[Data records]

+-------+

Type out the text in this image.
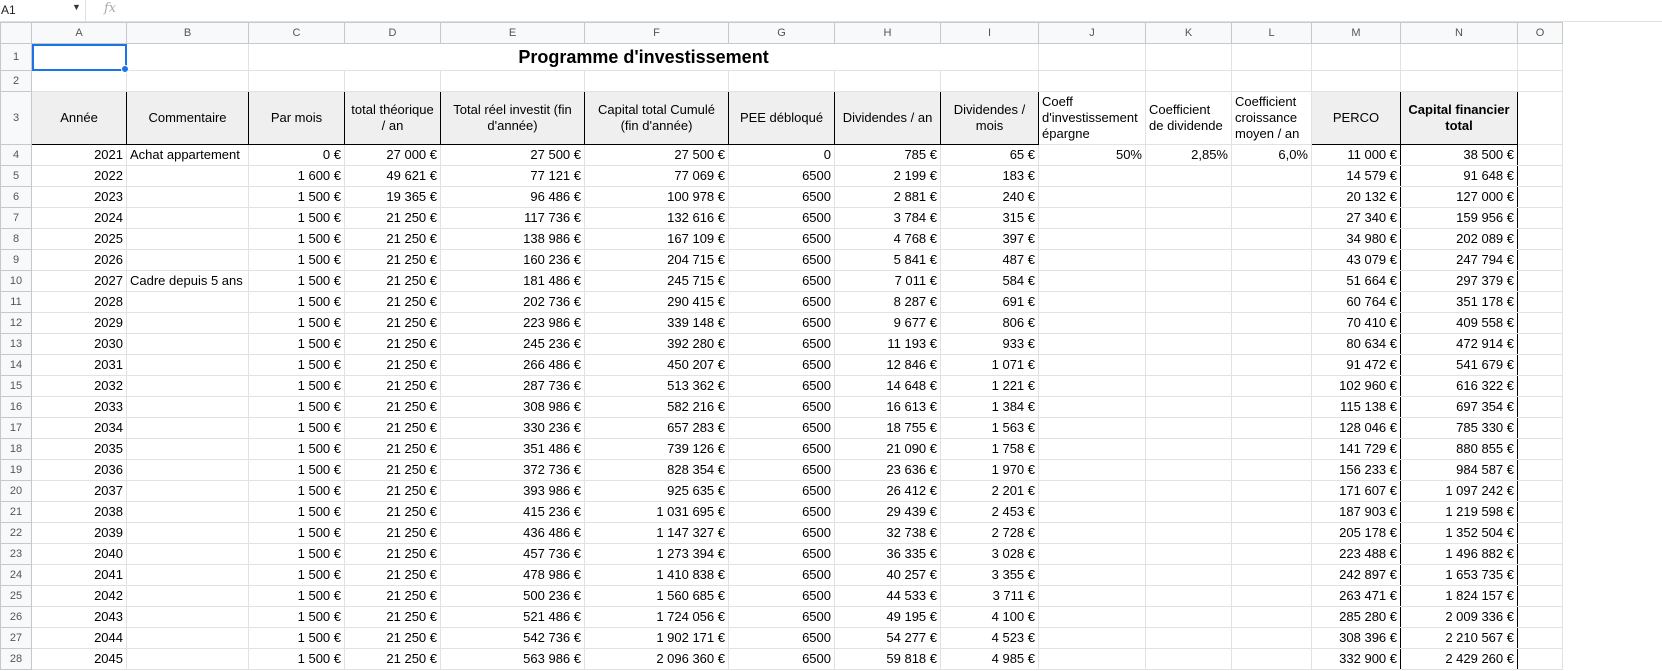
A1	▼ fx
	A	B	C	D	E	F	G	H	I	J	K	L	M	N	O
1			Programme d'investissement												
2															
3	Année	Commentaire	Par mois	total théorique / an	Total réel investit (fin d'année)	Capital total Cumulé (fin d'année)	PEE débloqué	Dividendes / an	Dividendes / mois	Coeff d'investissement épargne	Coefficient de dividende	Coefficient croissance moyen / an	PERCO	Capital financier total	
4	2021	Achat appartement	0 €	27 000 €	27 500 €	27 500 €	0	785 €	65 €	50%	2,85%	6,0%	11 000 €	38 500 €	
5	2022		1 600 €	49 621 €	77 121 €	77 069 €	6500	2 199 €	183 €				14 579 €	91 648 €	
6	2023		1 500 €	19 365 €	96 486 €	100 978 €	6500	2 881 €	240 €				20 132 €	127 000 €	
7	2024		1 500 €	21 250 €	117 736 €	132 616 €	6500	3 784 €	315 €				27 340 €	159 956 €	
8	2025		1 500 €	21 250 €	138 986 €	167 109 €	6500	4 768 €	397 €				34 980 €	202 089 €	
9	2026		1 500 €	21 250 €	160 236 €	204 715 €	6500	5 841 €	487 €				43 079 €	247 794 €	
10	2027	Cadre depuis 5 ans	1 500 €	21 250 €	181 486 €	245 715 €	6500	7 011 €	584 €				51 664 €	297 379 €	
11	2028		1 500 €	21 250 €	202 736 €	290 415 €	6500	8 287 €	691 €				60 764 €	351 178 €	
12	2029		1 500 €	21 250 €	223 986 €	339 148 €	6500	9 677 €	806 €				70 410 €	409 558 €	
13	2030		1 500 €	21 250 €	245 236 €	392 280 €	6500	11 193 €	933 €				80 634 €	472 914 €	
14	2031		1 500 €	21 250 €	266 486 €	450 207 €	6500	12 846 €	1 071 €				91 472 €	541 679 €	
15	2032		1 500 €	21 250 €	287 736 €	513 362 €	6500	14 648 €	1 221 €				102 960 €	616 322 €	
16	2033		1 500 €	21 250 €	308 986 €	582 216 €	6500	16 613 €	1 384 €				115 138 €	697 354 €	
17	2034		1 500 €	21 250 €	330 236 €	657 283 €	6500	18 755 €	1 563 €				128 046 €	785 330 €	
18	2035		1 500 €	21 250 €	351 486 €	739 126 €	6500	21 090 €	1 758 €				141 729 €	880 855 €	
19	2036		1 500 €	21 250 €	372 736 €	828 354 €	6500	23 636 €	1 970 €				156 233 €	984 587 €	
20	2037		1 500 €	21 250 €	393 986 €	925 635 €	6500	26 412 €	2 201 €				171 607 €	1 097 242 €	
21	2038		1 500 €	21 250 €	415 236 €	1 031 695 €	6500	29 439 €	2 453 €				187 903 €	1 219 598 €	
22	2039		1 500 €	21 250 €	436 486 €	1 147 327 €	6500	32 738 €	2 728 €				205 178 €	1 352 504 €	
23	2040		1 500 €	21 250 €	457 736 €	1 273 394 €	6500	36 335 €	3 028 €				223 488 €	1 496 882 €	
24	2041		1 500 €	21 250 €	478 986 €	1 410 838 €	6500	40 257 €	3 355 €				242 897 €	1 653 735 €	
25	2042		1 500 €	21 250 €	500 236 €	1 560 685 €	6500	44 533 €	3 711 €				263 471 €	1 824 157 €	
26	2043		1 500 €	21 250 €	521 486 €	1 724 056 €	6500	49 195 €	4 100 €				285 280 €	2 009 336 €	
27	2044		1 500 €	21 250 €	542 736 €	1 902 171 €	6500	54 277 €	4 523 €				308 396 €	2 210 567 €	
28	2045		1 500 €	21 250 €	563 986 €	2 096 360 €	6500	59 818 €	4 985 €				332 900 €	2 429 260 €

+-------+

Give the data above again in full and unchanged, skipping the pictures.

_Response for this exercise_
Type out the text in this image.
A1	▼ fx
	A	B	C	D	E	F	G	H	I	J	K	L	M	N	O
1			Programme d'investissement												
2															
3	Année	Commentaire	Par mois	total théorique / an	Total réel investit (fin d'année)	Capital total Cumulé (fin d'année)	PEE débloqué	Dividendes / an	Dividendes / mois	Coeff d'investissement épargne	Coefficient de dividende	Coefficient croissance moyen / an	PERCO	Capital financier total	
4	2021	Achat appartement	0 €	27 000 €	27 500 €	27 500 €	0	785 €	65 €	50%	2,85%	6,0%	11 000 €	38 500 €	
5	2022		1 600 €	49 621 €	77 121 €	77 069 €	6500	2 199 €	183 €				14 579 €	91 648 €	
6	2023		1 500 €	19 365 €	96 486 €	100 978 €	6500	2 881 €	240 €				20 132 €	127 000 €	
7	2024		1 500 €	21 250 €	117 736 €	132 616 €	6500	3 784 €	315 €				27 340 €	159 956 €	
8	2025		1 500 €	21 250 €	138 986 €	167 109 €	6500	4 768 €	397 €				34 980 €	202 089 €	
9	2026		1 500 €	21 250 €	160 236 €	204 715 €	6500	5 841 €	487 €				43 079 €	247 794 €	
10	2027	Cadre depuis 5 ans	1 500 €	21 250 €	181 486 €	245 715 €	6500	7 011 €	584 €				51 664 €	297 379 €	
11	2028		1 500 €	21 250 €	202 736 €	290 415 €	6500	8 287 €	691 €				60 764 €	351 178 €	
12	2029		1 500 €	21 250 €	223 986 €	339 148 €	6500	9 677 €	806 €				70 410 €	409 558 €	
13	2030		1 500 €	21 250 €	245 236 €	392 280 €	6500	11 193 €	933 €				80 634 €	472 914 €	
14	2031		1 500 €	21 250 €	266 486 €	450 207 €	6500	12 846 €	1 071 €				91 472 €	541 679 €	
15	2032		1 500 €	21 250 €	287 736 €	513 362 €	6500	14 648 €	1 221 €				102 960 €	616 322 €	
16	2033		1 500 €	21 250 €	308 986 €	582 216 €	6500	16 613 €	1 384 €				115 138 €	697 354 €	
17	2034		1 500 €	21 250 €	330 236 €	657 283 €	6500	18 755 €	1 563 €				128 046 €	785 330 €	
18	2035		1 500 €	21 250 €	351 486 €	739 126 €	6500	21 090 €	1 758 €				141 729 €	880 855 €	
19	2036		1 500 €	21 250 €	372 736 €	828 354 €	6500	23 636 €	1 970 €				156 233 €	984 587 €	
20	2037		1 500 €	21 250 €	393 986 €	925 635 €	6500	26 412 €	2 201 €				171 607 €	1 097 242 €	
21	2038		1 500 €	21 250 €	415 236 €	1 031 695 €	6500	29 439 €	2 453 €				187 903 €	1 219 598 €	
22	2039		1 500 €	21 250 €	436 486 €	1 147 327 €	6500	32 738 €	2 728 €				205 178 €	1 352 504 €	
23	2040		1 500 €	21 250 €	457 736 €	1 273 394 €	6500	36 335 €	3 028 €				223 488 €	1 496 882 €	
24	2041		1 500 €	21 250 €	478 986 €	1 410 838 €	6500	40 257 €	3 355 €				242 897 €	1 653 735 €	
25	2042		1 500 €	21 250 €	500 236 €	1 560 685 €	6500	44 533 €	3 711 €				263 471 €	1 824 157 €	
26	2043		1 500 €	21 250 €	521 486 €	1 724 056 €	6500	49 195 €	4 100 €				285 280 €	2 009 336 €	
27	2044		1 500 €	21 250 €	542 736 €	1 902 171 €	6500	54 277 €	4 523 €				308 396 €	2 210 567 €	
28	2045		1 500 €	21 250 €	563 986 €	2 096 360 €	6500	59 818 €	4 985 €				332 900 €	2 429 260 €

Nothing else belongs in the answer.